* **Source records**
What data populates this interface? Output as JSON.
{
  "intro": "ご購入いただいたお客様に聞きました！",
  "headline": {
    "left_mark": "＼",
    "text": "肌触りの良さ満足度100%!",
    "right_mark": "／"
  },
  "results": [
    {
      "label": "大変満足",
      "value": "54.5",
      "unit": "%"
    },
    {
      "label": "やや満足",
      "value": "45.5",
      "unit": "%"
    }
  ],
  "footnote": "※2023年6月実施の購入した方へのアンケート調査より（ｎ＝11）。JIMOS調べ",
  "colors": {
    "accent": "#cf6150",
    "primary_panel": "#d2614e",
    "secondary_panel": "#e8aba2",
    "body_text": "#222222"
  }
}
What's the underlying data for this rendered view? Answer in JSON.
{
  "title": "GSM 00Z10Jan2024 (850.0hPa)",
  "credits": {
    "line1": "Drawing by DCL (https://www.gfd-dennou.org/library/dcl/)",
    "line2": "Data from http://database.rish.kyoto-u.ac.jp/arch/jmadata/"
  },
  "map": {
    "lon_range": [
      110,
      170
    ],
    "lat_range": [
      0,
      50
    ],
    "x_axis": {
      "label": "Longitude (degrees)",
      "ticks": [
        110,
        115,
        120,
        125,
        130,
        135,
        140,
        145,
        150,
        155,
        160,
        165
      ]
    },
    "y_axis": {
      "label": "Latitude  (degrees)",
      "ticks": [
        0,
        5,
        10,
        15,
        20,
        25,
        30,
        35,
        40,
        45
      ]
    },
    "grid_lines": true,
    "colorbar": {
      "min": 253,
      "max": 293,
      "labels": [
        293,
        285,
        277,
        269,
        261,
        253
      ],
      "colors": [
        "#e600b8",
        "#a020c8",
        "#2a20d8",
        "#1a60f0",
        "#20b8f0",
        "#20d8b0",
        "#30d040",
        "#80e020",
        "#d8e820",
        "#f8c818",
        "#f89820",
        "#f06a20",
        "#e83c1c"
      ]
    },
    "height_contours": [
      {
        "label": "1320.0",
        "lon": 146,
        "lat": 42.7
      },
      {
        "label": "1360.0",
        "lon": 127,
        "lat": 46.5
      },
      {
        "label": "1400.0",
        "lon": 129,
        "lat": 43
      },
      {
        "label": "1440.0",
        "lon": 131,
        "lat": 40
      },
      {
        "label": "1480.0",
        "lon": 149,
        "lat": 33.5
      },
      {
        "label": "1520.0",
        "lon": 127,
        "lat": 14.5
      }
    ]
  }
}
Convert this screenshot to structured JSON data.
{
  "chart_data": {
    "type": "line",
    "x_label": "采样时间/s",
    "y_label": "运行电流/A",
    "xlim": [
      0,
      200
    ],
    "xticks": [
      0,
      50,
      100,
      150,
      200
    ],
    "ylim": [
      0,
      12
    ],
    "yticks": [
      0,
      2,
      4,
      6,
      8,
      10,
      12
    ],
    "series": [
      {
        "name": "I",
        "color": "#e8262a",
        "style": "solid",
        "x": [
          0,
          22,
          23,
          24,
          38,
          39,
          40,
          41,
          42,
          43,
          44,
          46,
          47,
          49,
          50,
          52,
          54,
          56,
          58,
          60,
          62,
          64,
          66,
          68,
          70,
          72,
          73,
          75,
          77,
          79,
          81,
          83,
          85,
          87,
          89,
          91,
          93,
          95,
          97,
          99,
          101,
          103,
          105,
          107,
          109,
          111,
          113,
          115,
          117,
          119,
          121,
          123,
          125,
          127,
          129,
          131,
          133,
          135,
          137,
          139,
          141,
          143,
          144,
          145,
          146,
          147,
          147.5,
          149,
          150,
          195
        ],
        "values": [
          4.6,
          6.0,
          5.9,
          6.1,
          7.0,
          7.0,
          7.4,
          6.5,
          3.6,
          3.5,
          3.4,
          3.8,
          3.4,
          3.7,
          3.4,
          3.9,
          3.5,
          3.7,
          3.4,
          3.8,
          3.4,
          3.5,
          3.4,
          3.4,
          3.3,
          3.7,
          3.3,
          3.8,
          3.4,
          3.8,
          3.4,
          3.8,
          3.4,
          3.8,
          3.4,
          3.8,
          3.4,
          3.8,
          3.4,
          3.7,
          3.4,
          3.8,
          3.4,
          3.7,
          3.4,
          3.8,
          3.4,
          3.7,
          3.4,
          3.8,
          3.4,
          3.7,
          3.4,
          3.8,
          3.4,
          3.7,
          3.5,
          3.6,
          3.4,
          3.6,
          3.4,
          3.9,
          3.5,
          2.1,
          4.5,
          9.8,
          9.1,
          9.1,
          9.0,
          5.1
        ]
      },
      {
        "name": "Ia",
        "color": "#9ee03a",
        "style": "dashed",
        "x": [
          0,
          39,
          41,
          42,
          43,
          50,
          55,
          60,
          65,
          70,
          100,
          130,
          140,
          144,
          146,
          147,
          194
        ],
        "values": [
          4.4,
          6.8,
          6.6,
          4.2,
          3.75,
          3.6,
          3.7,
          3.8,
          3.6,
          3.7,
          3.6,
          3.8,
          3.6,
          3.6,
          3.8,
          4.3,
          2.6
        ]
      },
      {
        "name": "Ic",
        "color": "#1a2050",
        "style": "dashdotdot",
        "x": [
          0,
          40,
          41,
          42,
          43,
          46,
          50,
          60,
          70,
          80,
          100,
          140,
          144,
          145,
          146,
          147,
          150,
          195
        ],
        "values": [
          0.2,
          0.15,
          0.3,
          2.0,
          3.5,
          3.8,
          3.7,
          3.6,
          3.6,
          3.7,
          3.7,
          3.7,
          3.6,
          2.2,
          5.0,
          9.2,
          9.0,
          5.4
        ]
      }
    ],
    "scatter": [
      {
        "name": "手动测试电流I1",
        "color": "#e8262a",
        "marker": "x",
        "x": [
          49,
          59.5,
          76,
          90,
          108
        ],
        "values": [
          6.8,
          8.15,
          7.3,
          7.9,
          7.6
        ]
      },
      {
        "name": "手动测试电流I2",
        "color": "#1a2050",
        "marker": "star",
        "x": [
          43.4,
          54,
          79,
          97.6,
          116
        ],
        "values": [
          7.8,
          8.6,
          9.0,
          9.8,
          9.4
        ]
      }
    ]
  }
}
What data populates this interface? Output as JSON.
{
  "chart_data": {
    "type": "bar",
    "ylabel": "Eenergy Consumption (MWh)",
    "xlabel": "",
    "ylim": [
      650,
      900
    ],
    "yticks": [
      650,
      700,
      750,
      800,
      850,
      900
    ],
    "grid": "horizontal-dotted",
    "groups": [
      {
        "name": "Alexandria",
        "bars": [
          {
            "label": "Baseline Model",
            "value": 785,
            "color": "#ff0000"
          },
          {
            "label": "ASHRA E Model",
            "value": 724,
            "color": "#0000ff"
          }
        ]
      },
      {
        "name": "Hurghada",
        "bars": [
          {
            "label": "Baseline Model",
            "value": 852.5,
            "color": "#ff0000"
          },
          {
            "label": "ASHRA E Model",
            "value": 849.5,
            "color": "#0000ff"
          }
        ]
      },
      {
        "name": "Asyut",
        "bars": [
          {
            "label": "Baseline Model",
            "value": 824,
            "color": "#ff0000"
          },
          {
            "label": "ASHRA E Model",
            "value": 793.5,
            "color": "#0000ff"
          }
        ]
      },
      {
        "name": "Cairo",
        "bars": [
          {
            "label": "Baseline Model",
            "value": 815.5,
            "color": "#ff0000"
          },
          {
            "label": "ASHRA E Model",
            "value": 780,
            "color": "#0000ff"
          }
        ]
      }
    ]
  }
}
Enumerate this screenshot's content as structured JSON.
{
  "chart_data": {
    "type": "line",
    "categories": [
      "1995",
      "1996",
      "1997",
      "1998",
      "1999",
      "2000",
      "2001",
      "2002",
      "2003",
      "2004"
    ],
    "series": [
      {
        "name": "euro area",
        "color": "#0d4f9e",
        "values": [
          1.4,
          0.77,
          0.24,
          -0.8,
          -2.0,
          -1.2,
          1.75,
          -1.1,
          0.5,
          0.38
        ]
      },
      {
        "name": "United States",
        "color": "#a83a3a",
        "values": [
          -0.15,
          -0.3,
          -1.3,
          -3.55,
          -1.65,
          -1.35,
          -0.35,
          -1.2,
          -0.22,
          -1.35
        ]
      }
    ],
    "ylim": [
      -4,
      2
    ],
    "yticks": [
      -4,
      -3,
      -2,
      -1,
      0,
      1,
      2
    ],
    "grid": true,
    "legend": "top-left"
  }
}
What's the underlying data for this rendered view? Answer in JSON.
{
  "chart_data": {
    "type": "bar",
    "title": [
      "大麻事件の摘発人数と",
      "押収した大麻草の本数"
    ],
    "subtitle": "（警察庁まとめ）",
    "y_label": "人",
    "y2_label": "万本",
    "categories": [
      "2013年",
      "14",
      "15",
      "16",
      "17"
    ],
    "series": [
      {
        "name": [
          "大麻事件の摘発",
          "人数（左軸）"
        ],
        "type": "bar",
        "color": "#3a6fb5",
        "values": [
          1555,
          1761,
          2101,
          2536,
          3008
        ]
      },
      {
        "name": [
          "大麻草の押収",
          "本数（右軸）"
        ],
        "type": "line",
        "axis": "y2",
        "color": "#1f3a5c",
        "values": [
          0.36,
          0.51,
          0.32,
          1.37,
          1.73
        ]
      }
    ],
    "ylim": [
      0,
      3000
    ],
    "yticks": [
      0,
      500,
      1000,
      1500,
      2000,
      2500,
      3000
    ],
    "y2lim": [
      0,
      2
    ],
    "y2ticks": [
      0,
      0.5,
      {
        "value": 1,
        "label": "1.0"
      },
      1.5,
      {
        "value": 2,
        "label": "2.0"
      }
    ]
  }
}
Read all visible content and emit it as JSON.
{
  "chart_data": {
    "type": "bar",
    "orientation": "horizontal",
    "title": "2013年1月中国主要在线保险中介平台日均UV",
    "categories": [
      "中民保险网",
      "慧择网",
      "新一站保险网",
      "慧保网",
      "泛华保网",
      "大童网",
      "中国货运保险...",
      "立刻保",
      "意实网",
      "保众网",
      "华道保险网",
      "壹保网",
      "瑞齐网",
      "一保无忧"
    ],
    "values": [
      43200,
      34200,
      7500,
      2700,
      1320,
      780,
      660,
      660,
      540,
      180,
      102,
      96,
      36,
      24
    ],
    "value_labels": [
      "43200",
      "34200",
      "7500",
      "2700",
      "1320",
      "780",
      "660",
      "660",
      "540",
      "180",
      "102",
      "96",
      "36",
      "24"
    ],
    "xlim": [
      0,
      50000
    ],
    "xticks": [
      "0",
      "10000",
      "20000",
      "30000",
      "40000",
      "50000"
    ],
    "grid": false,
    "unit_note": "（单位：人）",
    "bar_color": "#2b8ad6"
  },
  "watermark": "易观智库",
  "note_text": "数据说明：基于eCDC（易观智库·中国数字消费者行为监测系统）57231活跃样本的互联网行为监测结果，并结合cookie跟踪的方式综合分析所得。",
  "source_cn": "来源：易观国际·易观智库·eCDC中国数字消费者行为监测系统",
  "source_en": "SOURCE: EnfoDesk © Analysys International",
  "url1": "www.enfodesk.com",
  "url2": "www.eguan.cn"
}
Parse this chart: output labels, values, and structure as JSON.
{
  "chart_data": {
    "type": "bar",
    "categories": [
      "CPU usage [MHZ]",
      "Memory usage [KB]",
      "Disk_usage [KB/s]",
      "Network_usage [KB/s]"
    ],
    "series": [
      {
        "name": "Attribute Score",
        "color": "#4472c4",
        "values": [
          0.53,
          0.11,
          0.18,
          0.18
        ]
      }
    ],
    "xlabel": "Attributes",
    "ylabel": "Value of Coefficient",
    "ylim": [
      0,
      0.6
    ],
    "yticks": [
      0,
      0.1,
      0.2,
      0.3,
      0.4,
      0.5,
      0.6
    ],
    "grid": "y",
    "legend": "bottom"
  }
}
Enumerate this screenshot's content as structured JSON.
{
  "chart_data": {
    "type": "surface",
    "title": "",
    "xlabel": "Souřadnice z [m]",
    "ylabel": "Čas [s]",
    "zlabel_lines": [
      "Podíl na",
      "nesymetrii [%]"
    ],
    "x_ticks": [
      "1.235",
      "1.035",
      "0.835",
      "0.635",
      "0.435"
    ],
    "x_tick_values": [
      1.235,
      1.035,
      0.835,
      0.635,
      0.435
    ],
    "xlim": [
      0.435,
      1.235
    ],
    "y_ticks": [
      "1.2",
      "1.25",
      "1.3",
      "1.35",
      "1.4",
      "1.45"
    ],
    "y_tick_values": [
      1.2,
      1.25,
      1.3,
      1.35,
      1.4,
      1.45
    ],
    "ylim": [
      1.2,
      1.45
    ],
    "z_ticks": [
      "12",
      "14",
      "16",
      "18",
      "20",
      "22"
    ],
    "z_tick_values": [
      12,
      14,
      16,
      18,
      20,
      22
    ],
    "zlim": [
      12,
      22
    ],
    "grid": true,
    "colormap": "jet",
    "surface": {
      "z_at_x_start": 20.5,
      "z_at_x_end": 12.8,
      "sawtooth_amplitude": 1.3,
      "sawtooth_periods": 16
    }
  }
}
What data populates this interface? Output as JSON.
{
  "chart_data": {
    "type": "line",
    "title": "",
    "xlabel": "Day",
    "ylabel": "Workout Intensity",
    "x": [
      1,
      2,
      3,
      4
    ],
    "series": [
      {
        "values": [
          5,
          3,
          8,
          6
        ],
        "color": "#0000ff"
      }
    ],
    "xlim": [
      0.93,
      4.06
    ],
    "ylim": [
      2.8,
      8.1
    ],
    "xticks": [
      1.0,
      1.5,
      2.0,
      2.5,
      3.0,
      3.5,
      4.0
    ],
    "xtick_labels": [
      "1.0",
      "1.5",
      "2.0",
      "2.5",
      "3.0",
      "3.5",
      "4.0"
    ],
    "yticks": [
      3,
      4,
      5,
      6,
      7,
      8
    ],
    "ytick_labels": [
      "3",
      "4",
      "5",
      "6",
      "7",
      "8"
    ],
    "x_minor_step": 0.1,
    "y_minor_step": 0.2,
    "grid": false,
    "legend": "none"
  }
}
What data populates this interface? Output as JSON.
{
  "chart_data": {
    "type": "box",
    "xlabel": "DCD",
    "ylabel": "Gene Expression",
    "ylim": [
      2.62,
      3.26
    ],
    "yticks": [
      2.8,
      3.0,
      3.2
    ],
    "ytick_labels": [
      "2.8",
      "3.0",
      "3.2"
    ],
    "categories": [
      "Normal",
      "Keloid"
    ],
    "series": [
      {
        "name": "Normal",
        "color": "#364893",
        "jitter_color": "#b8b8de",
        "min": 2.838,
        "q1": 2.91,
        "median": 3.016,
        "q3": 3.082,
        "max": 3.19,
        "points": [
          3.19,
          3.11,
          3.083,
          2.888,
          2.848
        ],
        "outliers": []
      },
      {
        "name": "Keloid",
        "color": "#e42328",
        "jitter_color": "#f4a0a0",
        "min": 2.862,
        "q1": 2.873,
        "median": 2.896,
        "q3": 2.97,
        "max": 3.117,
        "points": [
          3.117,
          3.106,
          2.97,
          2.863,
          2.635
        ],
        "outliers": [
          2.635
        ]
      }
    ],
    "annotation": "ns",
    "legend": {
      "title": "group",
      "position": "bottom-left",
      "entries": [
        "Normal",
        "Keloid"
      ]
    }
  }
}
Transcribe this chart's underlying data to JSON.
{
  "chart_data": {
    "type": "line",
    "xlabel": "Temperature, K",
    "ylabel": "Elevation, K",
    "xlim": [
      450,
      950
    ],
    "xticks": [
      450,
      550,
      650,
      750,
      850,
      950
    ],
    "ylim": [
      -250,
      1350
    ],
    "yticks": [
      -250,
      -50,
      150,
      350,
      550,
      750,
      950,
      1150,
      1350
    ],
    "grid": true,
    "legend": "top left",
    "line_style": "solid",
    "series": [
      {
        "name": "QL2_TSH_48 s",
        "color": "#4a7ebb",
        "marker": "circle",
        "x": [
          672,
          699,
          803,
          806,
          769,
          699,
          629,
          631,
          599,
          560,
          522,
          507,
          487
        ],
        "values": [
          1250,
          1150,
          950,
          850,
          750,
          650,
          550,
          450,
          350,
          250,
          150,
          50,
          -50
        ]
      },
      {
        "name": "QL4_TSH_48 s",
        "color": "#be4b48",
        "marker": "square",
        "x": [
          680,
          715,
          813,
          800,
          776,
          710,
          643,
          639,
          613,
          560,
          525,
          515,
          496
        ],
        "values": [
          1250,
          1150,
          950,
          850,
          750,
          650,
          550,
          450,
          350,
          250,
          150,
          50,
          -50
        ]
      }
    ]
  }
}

* **Challenge**
Find all lines with "legend" in them and copy each one.

* **Response to the task**
    "legend": "top-left"
    "legend": "bottom"
    "legend": "none"
    "legend": {
    "legend": "top left",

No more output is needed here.